◆ **Stated goal**
Find every line with the word "name" and report how many there are, without any other text.

— start of Given entries —

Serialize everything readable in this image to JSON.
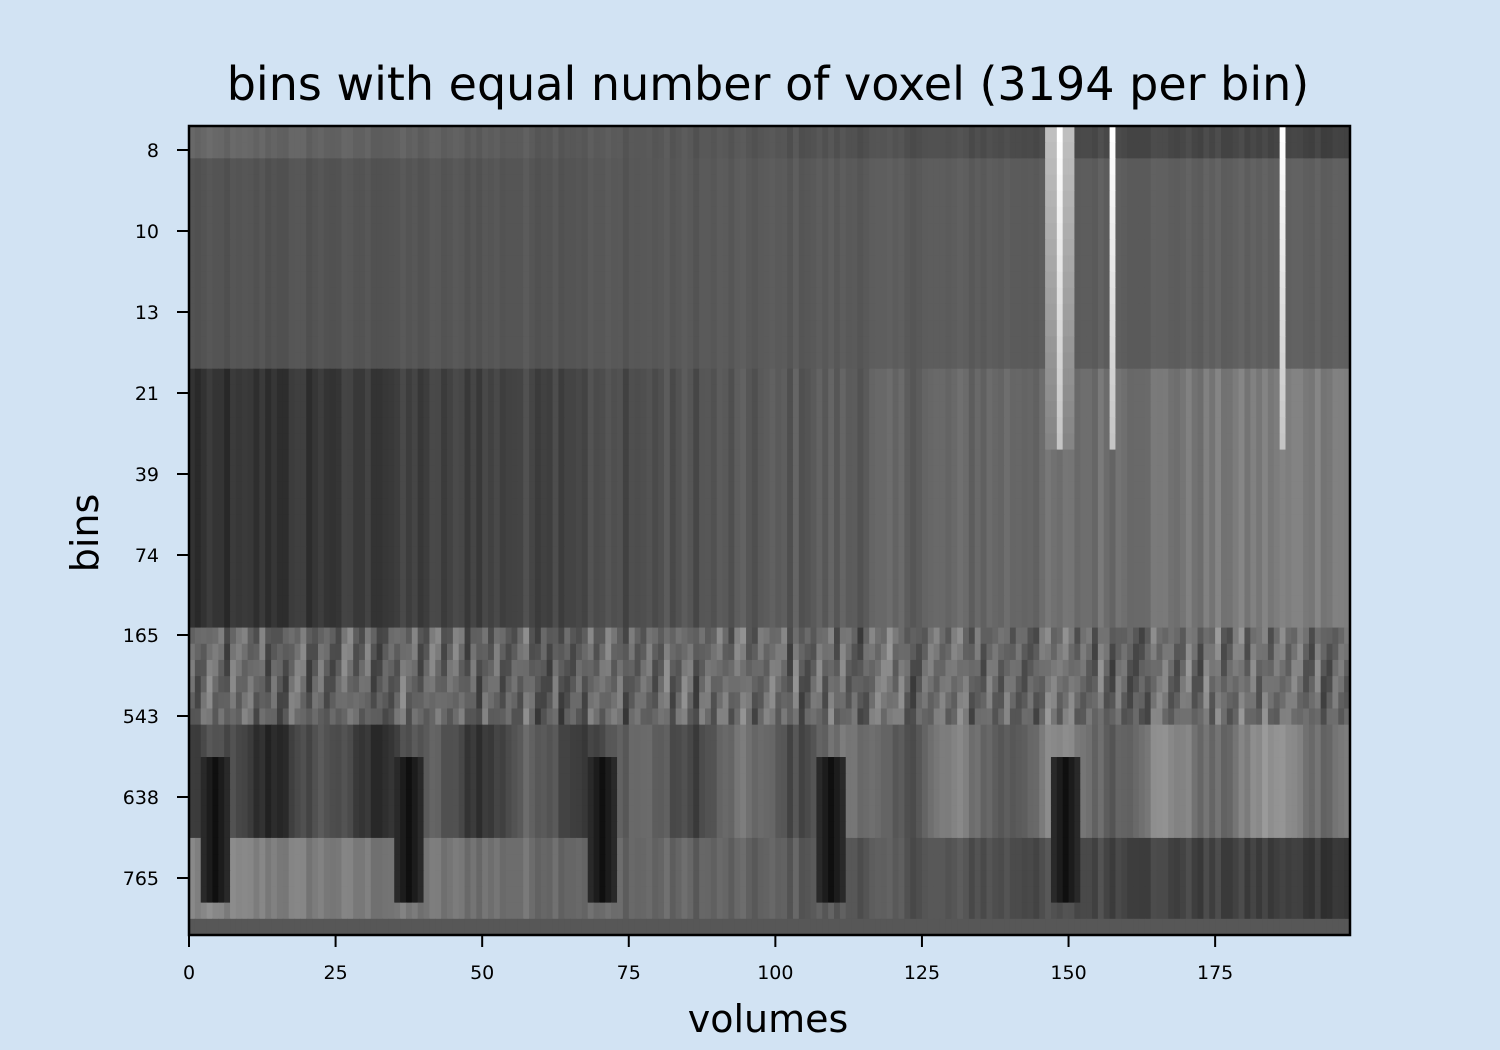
{
  "chart_data": {
    "type": "heatmap",
    "title": "bins with equal number of voxel (3194 per bin)",
    "xlabel": "volumes",
    "ylabel": "bins",
    "colormap": "gray",
    "grid": false,
    "legend": "none",
    "x_range": [
      0,
      198
    ],
    "x_ticks": [
      "0",
      "25",
      "50",
      "75",
      "100",
      "125",
      "150",
      "175"
    ],
    "y_ticks": [
      "8",
      "10",
      "13",
      "21",
      "39",
      "74",
      "165",
      "543",
      "638",
      "765"
    ],
    "n_rows": 50,
    "bright_streaks_at_volume": [
      148,
      157,
      186
    ],
    "dark_spots_at_volume": [
      4,
      37,
      70,
      109,
      149
    ],
    "background_color": "#d2e3f3",
    "frame_color": "#000000"
  }
}
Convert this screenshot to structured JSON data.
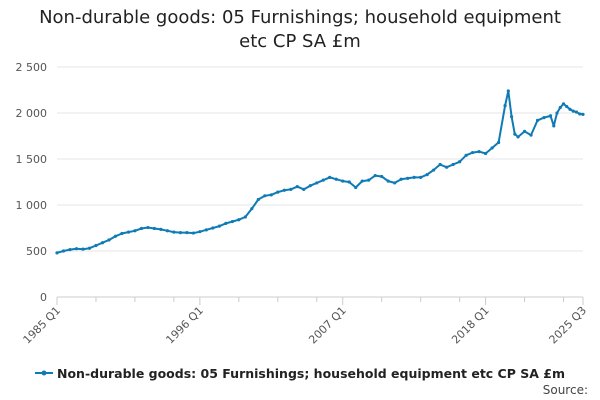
{
  "chart_data": {
    "type": "line",
    "title_lines": [
      "Non-durable goods: 05 Furnishings; household equipment",
      "etc CP SA £m"
    ],
    "xlabel": "",
    "ylabel": "",
    "ylim": [
      0,
      2500
    ],
    "yticks": [
      0,
      500,
      1000,
      1500,
      2000,
      2500
    ],
    "ytick_labels": [
      "0",
      "500",
      "1 000",
      "1 500",
      "2 000",
      "2 500"
    ],
    "xlim": [
      1985.0,
      2025.5
    ],
    "xticks": [
      1985.0,
      1996.0,
      2007.0,
      2018.0,
      2025.5
    ],
    "xtick_labels": [
      "1985 Q1",
      "1996 Q1",
      "2007 Q1",
      "2018 Q1",
      "2025 Q3"
    ],
    "minor_xticks": [
      1988.0,
      1991.0,
      1994.0,
      1999.0,
      2002.0,
      2005.0,
      2010.0,
      2013.0,
      2016.0,
      2021.0,
      2024.0
    ],
    "grid": true,
    "legend_position": "bottom",
    "series": [
      {
        "name": "Non-durable goods: 05 Furnishings; household equipment etc CP SA £m",
        "color": "#0f7bb6",
        "x": [
          1985.0,
          1985.5,
          1986.0,
          1986.5,
          1987.0,
          1987.5,
          1988.0,
          1988.5,
          1989.0,
          1989.5,
          1990.0,
          1990.5,
          1991.0,
          1991.5,
          1992.0,
          1992.5,
          1993.0,
          1993.5,
          1994.0,
          1994.5,
          1995.0,
          1995.5,
          1996.0,
          1996.5,
          1997.0,
          1997.5,
          1998.0,
          1998.5,
          1999.0,
          1999.5,
          2000.0,
          2000.5,
          2001.0,
          2001.5,
          2002.0,
          2002.5,
          2003.0,
          2003.5,
          2004.0,
          2004.5,
          2005.0,
          2005.5,
          2006.0,
          2006.5,
          2007.0,
          2007.5,
          2008.0,
          2008.5,
          2009.0,
          2009.5,
          2010.0,
          2010.5,
          2011.0,
          2011.5,
          2012.0,
          2012.5,
          2013.0,
          2013.5,
          2014.0,
          2014.5,
          2015.0,
          2015.5,
          2016.0,
          2016.5,
          2017.0,
          2017.5,
          2018.0,
          2018.5,
          2019.0,
          2019.5,
          2019.75,
          2020.0,
          2020.25,
          2020.5,
          2021.0,
          2021.5,
          2022.0,
          2022.5,
          2023.0,
          2023.25,
          2023.5,
          2023.75,
          2024.0,
          2024.25,
          2024.5,
          2024.75,
          2025.0,
          2025.25,
          2025.5
        ],
        "values": [
          480,
          500,
          515,
          525,
          520,
          530,
          560,
          590,
          620,
          660,
          690,
          705,
          720,
          745,
          755,
          745,
          735,
          720,
          705,
          700,
          700,
          695,
          710,
          730,
          750,
          770,
          800,
          820,
          840,
          870,
          960,
          1060,
          1100,
          1110,
          1140,
          1160,
          1170,
          1200,
          1170,
          1210,
          1240,
          1270,
          1300,
          1280,
          1260,
          1250,
          1190,
          1260,
          1270,
          1320,
          1310,
          1260,
          1240,
          1280,
          1290,
          1300,
          1300,
          1330,
          1380,
          1440,
          1410,
          1440,
          1470,
          1540,
          1570,
          1580,
          1560,
          1620,
          1680,
          2080,
          2240,
          1960,
          1770,
          1740,
          1800,
          1760,
          1920,
          1950,
          1970,
          1860,
          2000,
          2060,
          2100,
          2070,
          2040,
          2020,
          2010,
          1990,
          1985
        ]
      }
    ]
  },
  "source_label": "Source:"
}
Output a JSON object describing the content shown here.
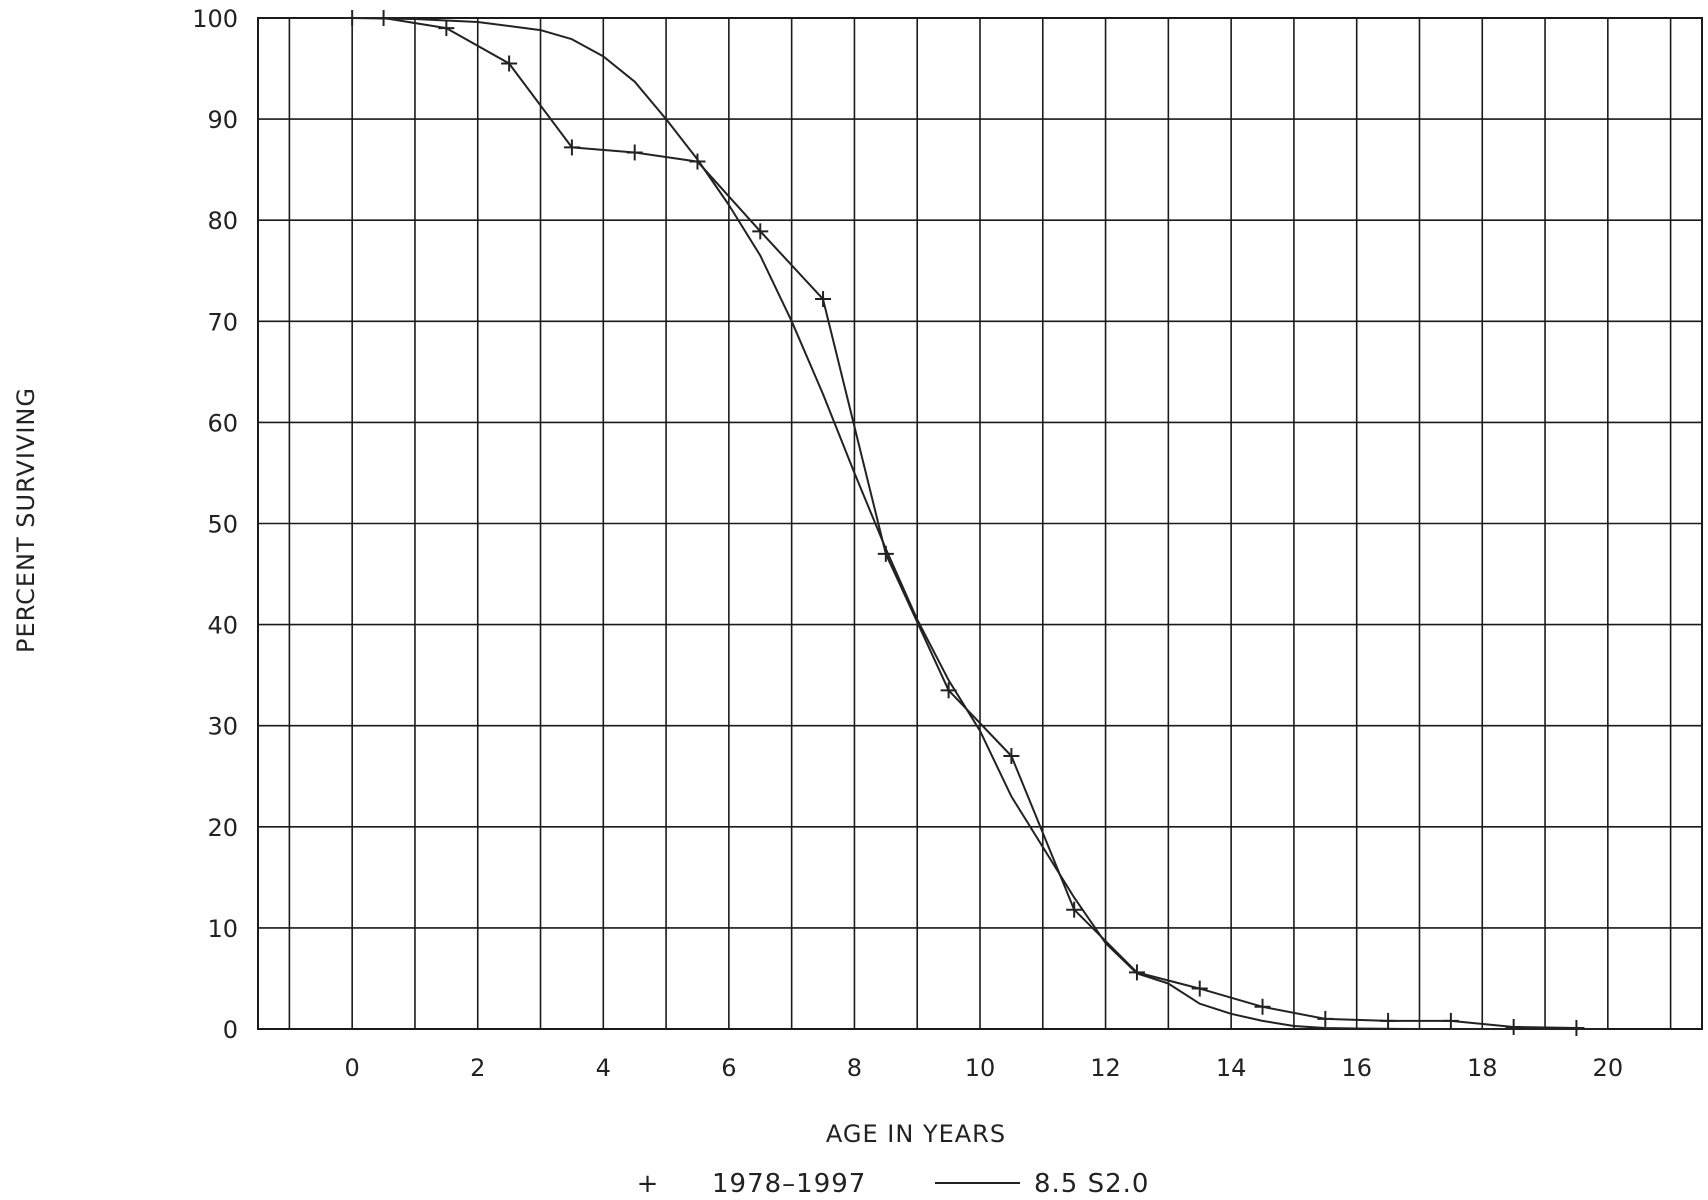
{
  "chart_data": {
    "type": "line",
    "title": "",
    "xlabel": "AGE IN YEARS",
    "ylabel": "PERCENT SURVIVING",
    "xlim": [
      -1.5,
      21.5
    ],
    "ylim": [
      0,
      100
    ],
    "x_ticks": [
      "0",
      "2",
      "4",
      "6",
      "8",
      "10",
      "12",
      "14",
      "16",
      "18",
      "20"
    ],
    "y_ticks": [
      "0",
      "10",
      "20",
      "30",
      "40",
      "50",
      "60",
      "70",
      "80",
      "90",
      "100"
    ],
    "grid": true,
    "legend_position": "bottom-center",
    "series": [
      {
        "name": "1978–1997",
        "marker_symbol": "+",
        "style": "line-with-plus-markers",
        "x": [
          0,
          0.5,
          1.5,
          2.5,
          3.5,
          4.5,
          5.5,
          6.5,
          7.5,
          8.5,
          9.5,
          10.5,
          11.5,
          12.5,
          13.5,
          14.5,
          15.5,
          16.5,
          17.5,
          18.5,
          19.5
        ],
        "y": [
          100,
          100,
          99,
          95.5,
          87.2,
          86.7,
          85.8,
          78.9,
          72.2,
          47,
          33.5,
          27,
          11.8,
          5.6,
          4,
          2.2,
          1,
          0.8,
          0.8,
          0.2,
          0.1
        ]
      },
      {
        "name": "8.5 S2.0",
        "style": "smooth-line",
        "x": [
          0,
          1,
          2,
          3,
          3.5,
          4,
          4.5,
          5,
          5.5,
          6,
          6.5,
          7,
          7.5,
          8,
          8.5,
          9,
          9.5,
          10,
          10.5,
          11,
          11.5,
          12,
          12.5,
          13,
          13.5,
          14,
          14.5,
          15,
          15.5,
          16,
          17,
          18,
          19,
          20
        ],
        "y": [
          100,
          99.9,
          99.6,
          98.8,
          97.9,
          96.2,
          93.7,
          90,
          86,
          81.5,
          76.5,
          70,
          62.8,
          55,
          47.5,
          40.5,
          34.5,
          29.5,
          23,
          18,
          13,
          8.5,
          5.5,
          4.5,
          2.5,
          1.5,
          0.8,
          0.3,
          0.1,
          0.05,
          0,
          0,
          0,
          0
        ]
      }
    ]
  },
  "colors": {
    "ink": "#222222",
    "grid": "#1a1a1a",
    "background": "#ffffff"
  }
}
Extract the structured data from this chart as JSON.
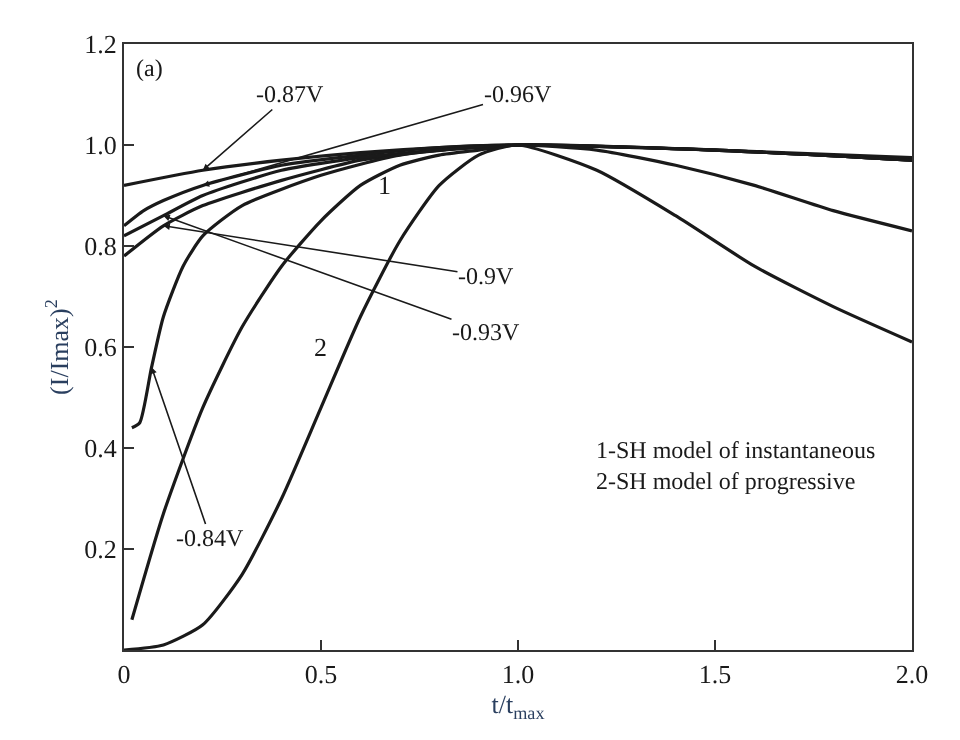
{
  "chart_data": {
    "type": "line",
    "xlabel": "t/t$_{max}$",
    "ylabel": "(I/Imax)$^{2}$",
    "xlim": [
      0,
      2.0
    ],
    "xticks": [
      0,
      0.5,
      {
        "value": 1.0,
        "label": "1.0"
      },
      1.5,
      {
        "value": 2.0,
        "label": "2.0"
      }
    ],
    "ylim": [
      0,
      1.2
    ],
    "yticks": [
      0.2,
      0.4,
      0.6,
      0.8,
      {
        "value": 1.0,
        "label": "1.0"
      },
      1.2
    ],
    "legend": false,
    "marker": "none",
    "line_style": "solid",
    "annotations": [
      "(a)",
      "1-SH model of instantaneous",
      "2-SH model of progressive"
    ],
    "series": [
      {
        "name": "-0.87V",
        "color": "#1a1a1a",
        "x": [
          0,
          0.2,
          0.4,
          0.6,
          0.8,
          1.0,
          1.5,
          2.0
        ],
        "values": [
          0.92,
          0.95,
          0.97,
          0.985,
          0.995,
          1.0,
          0.99,
          0.97
        ]
      },
      {
        "name": "-0.96V",
        "color": "#1a1a1a",
        "x": [
          0,
          0.05,
          0.1,
          0.2,
          0.4,
          0.6,
          0.8,
          1.0,
          1.5,
          2.0
        ],
        "values": [
          0.84,
          0.87,
          0.89,
          0.92,
          0.96,
          0.98,
          0.995,
          1.0,
          0.99,
          0.975
        ]
      },
      {
        "name": "-0.9V",
        "color": "#1a1a1a",
        "x": [
          0,
          0.1,
          0.2,
          0.4,
          0.6,
          0.8,
          1.0,
          1.5,
          2.0
        ],
        "values": [
          0.78,
          0.84,
          0.88,
          0.93,
          0.97,
          0.99,
          1.0,
          0.99,
          0.97
        ]
      },
      {
        "name": "-0.93V",
        "color": "#1a1a1a",
        "x": [
          0,
          0.1,
          0.2,
          0.4,
          0.6,
          0.8,
          1.0,
          1.5,
          2.0
        ],
        "values": [
          0.82,
          0.86,
          0.9,
          0.95,
          0.975,
          0.99,
          1.0,
          0.99,
          0.97
        ]
      },
      {
        "name": "-0.84V",
        "color": "#1a1a1a",
        "x": [
          0.02,
          0.04,
          0.07,
          0.1,
          0.15,
          0.2,
          0.3,
          0.5,
          0.7,
          1.0,
          1.5,
          2.0
        ],
        "values": [
          0.44,
          0.45,
          0.56,
          0.66,
          0.76,
          0.82,
          0.88,
          0.94,
          0.98,
          1.0,
          0.99,
          0.97
        ]
      },
      {
        "name": "1",
        "color": "#1a1a1a",
        "x": [
          0.02,
          0.1,
          0.2,
          0.3,
          0.4,
          0.5,
          0.6,
          0.7,
          0.8,
          0.9,
          1.0,
          1.2,
          1.4,
          1.6,
          1.8,
          2.0
        ],
        "values": [
          0.06,
          0.27,
          0.48,
          0.64,
          0.76,
          0.85,
          0.92,
          0.96,
          0.98,
          0.99,
          1.0,
          0.99,
          0.96,
          0.92,
          0.87,
          0.83
        ]
      },
      {
        "name": "2",
        "color": "#1a1a1a",
        "x": [
          0,
          0.1,
          0.2,
          0.3,
          0.4,
          0.5,
          0.6,
          0.7,
          0.8,
          0.9,
          1.0,
          1.2,
          1.4,
          1.6,
          1.8,
          2.0
        ],
        "values": [
          0,
          0.01,
          0.05,
          0.15,
          0.3,
          0.48,
          0.66,
          0.81,
          0.92,
          0.98,
          1.0,
          0.95,
          0.86,
          0.76,
          0.68,
          0.61
        ]
      }
    ]
  }
}
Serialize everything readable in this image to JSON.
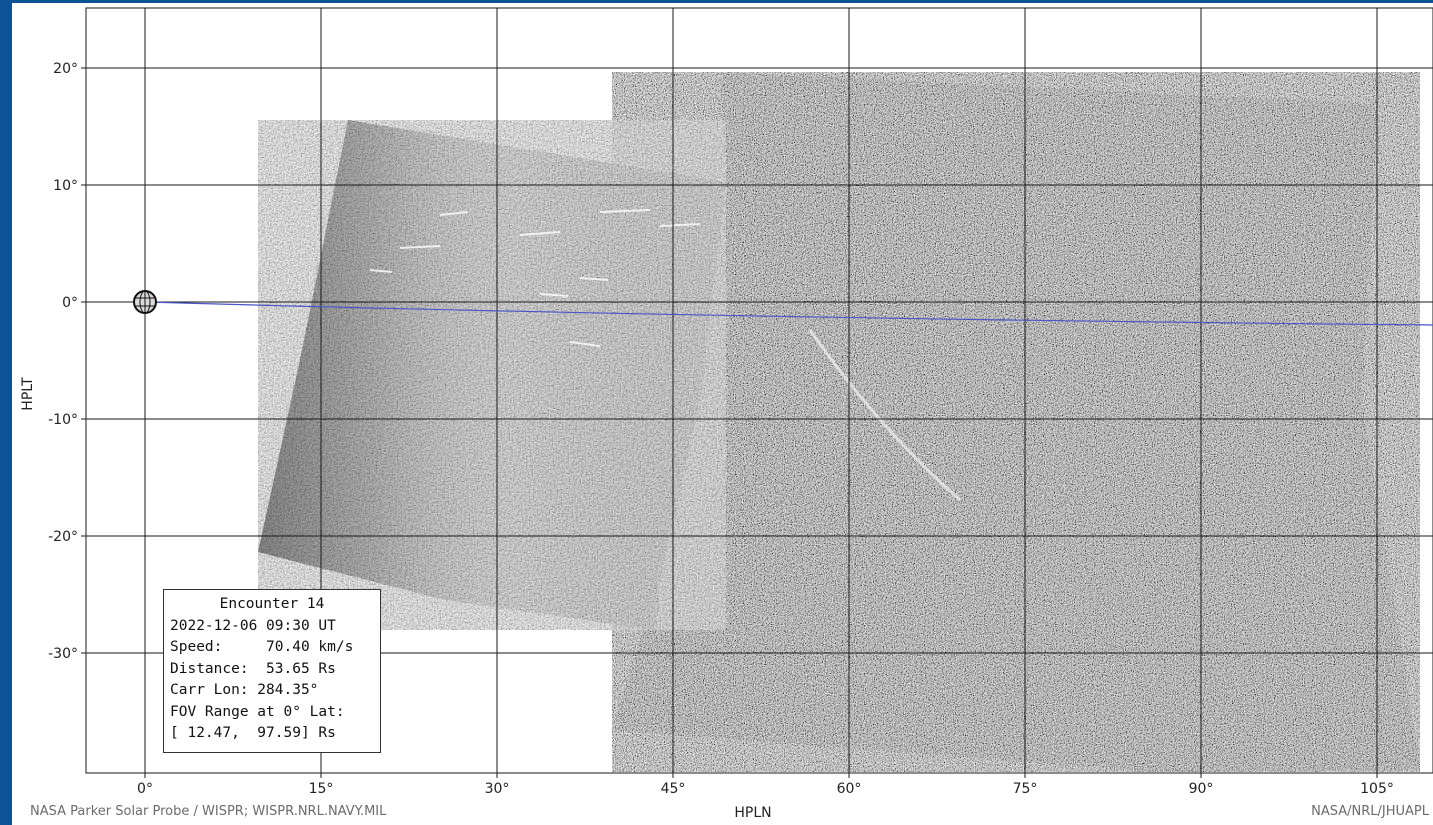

— end of Given entries —

◆ **Solution to this problem**
10